### The exercise
Each record below should be repeated precisely as written.

### Extracted material
::::::::::
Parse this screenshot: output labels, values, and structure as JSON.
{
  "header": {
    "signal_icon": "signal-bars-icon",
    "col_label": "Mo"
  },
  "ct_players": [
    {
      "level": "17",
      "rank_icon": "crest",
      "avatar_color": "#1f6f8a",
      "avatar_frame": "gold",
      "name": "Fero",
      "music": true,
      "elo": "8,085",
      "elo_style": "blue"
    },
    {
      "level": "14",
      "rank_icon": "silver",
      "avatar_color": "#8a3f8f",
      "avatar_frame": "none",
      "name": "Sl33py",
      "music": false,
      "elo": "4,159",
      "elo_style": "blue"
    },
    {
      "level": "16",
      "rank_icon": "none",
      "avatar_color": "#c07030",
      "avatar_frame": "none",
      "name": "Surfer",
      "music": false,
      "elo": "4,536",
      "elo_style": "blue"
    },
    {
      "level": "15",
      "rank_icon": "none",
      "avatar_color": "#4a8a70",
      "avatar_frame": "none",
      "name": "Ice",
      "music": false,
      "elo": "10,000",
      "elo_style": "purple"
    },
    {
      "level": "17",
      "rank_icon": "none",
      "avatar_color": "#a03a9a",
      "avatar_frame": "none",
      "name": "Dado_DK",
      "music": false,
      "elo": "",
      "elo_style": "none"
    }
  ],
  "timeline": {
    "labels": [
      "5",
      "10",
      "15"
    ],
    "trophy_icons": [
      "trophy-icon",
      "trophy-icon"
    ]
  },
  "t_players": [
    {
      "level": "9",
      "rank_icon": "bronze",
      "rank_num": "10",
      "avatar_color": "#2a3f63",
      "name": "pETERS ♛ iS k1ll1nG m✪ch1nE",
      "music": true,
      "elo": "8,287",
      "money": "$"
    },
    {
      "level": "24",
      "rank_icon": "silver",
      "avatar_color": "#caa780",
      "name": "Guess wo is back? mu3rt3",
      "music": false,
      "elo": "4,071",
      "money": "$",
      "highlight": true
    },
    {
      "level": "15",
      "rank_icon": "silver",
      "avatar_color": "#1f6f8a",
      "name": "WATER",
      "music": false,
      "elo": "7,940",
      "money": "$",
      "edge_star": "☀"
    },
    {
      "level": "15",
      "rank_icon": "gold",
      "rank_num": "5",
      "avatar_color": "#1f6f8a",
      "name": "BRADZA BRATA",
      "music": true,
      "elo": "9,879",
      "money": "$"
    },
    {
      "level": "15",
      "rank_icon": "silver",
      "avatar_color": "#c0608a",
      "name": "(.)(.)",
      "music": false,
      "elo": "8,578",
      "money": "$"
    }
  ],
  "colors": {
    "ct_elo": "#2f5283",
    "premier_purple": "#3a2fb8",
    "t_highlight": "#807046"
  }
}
::::::::::
### Full response
Parse this screenshot: output labels, values, and structure as JSON.
{
  "header": {
    "signal_icon": "signal-bars-icon",
    "col_label": "Mo"
  },
  "ct_players": [
    {
      "level": "17",
      "rank_icon": "crest",
      "avatar_color": "#1f6f8a",
      "avatar_frame": "gold",
      "name": "Fero",
      "music": true,
      "elo": "8,085",
      "elo_style": "blue"
    },
    {
      "level": "14",
      "rank_icon": "silver",
      "avatar_color": "#8a3f8f",
      "avatar_frame": "none",
      "name": "Sl33py",
      "music": false,
      "elo": "4,159",
      "elo_style": "blue"
    },
    {
      "level": "16",
      "rank_icon": "none",
      "avatar_color": "#c07030",
      "avatar_frame": "none",
      "name": "Surfer",
      "music": false,
      "elo": "4,536",
      "elo_style": "blue"
    },
    {
      "level": "15",
      "rank_icon": "none",
      "avatar_color": "#4a8a70",
      "avatar_frame": "none",
      "name": "Ice",
      "music": false,
      "elo": "10,000",
      "elo_style": "purple"
    },
    {
      "level": "17",
      "rank_icon": "none",
      "avatar_color": "#a03a9a",
      "avatar_frame": "none",
      "name": "Dado_DK",
      "music": false,
      "elo": "",
      "elo_style": "none"
    }
  ],
  "timeline": {
    "labels": [
      "5",
      "10",
      "15"
    ],
    "trophy_icons": [
      "trophy-icon",
      "trophy-icon"
    ]
  },
  "t_players": [
    {
      "level": "9",
      "rank_icon": "bronze",
      "rank_num": "10",
      "avatar_color": "#2a3f63",
      "name": "pETERS ♛ iS k1ll1nG m✪ch1nE",
      "music": true,
      "elo": "8,287",
      "money": "$"
    },
    {
      "level": "24",
      "rank_icon": "silver",
      "avatar_color": "#caa780",
      "name": "Guess wo is back? mu3rt3",
      "music": false,
      "elo": "4,071",
      "money": "$",
      "highlight": true
    },
    {
      "level": "15",
      "rank_icon": "silver",
      "avatar_color": "#1f6f8a",
      "name": "WATER",
      "music": false,
      "elo": "7,940",
      "money": "$",
      "edge_star": "☀"
    },
    {
      "level": "15",
      "rank_icon": "gold",
      "rank_num": "5",
      "avatar_color": "#1f6f8a",
      "name": "BRADZA BRATA",
      "music": true,
      "elo": "9,879",
      "money": "$"
    },
    {
      "level": "15",
      "rank_icon": "silver",
      "avatar_color": "#c0608a",
      "name": "(.)(.)",
      "music": false,
      "elo": "8,578",
      "money": "$"
    }
  ],
  "colors": {
    "ct_elo": "#2f5283",
    "premier_purple": "#3a2fb8",
    "t_highlight": "#807046"
  }
}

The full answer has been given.